» SET EXERCISE
Scan the lines below; pull out those with "ylabel".
----
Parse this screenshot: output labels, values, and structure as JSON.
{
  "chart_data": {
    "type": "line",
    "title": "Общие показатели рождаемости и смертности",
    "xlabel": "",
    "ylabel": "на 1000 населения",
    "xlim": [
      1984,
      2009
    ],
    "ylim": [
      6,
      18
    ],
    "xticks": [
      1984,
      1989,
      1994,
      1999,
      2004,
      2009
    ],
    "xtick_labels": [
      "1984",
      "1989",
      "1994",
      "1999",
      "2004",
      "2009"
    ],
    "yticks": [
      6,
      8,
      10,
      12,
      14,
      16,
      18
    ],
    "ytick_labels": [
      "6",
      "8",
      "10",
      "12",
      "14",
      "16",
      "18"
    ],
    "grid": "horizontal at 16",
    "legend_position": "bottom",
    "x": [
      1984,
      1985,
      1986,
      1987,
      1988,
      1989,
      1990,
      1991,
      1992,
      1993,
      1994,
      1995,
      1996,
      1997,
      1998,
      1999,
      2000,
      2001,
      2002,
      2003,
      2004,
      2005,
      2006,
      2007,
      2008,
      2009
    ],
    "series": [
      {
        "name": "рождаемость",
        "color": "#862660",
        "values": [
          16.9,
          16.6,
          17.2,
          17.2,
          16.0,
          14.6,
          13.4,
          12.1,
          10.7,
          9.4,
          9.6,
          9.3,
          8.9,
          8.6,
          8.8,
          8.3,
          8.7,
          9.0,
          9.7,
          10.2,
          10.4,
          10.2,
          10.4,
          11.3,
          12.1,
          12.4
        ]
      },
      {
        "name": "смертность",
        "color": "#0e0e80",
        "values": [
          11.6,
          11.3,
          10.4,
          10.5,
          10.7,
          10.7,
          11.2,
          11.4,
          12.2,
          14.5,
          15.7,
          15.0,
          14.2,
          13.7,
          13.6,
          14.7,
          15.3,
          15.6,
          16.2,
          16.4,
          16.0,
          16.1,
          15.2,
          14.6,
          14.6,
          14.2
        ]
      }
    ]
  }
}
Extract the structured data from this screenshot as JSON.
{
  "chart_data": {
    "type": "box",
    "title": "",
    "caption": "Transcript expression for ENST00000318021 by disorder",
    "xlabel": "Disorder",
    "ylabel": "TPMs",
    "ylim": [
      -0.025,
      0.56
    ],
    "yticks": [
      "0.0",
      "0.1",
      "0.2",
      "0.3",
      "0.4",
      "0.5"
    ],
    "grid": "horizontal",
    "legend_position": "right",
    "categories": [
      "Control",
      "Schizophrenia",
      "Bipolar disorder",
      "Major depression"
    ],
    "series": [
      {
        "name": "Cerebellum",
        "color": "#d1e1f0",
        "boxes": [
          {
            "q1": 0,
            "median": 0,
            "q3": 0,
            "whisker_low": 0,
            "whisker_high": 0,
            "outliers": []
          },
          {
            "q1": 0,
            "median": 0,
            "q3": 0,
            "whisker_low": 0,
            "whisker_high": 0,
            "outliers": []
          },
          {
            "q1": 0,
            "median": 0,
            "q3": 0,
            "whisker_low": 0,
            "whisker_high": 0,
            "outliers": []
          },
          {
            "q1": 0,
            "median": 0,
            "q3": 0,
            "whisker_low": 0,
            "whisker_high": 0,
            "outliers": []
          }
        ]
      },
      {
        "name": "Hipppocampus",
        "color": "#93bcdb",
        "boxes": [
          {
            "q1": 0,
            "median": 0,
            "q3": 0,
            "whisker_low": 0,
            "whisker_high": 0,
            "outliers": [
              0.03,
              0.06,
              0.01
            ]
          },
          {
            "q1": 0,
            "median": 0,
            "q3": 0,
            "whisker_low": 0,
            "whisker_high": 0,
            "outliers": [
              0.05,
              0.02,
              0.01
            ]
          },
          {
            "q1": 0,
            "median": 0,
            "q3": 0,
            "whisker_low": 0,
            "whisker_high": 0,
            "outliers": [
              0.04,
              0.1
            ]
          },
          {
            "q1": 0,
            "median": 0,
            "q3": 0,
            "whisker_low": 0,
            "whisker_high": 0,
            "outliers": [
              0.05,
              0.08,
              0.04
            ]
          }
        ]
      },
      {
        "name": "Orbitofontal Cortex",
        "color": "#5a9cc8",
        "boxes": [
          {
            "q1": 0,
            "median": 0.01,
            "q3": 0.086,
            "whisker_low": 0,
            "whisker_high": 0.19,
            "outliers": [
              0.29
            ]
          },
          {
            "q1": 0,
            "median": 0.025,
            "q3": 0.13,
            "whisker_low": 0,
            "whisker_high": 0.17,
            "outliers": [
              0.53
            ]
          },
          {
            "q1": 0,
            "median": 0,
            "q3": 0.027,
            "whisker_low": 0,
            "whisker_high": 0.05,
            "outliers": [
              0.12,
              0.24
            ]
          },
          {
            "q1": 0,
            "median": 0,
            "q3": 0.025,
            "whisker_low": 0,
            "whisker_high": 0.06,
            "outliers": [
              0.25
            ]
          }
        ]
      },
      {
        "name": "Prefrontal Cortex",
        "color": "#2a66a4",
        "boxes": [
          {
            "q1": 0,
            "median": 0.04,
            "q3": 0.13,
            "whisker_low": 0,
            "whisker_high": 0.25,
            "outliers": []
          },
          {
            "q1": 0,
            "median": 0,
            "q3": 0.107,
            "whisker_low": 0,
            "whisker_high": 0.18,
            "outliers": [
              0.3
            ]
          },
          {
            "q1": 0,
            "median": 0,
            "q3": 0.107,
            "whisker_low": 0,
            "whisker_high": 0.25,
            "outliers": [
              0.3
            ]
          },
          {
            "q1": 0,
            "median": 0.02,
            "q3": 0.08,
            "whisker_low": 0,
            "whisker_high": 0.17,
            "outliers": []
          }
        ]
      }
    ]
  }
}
----
» EXERCISE RESULT
    "ylabel": "на 1000 населения",
    "ylabel": "TPMs",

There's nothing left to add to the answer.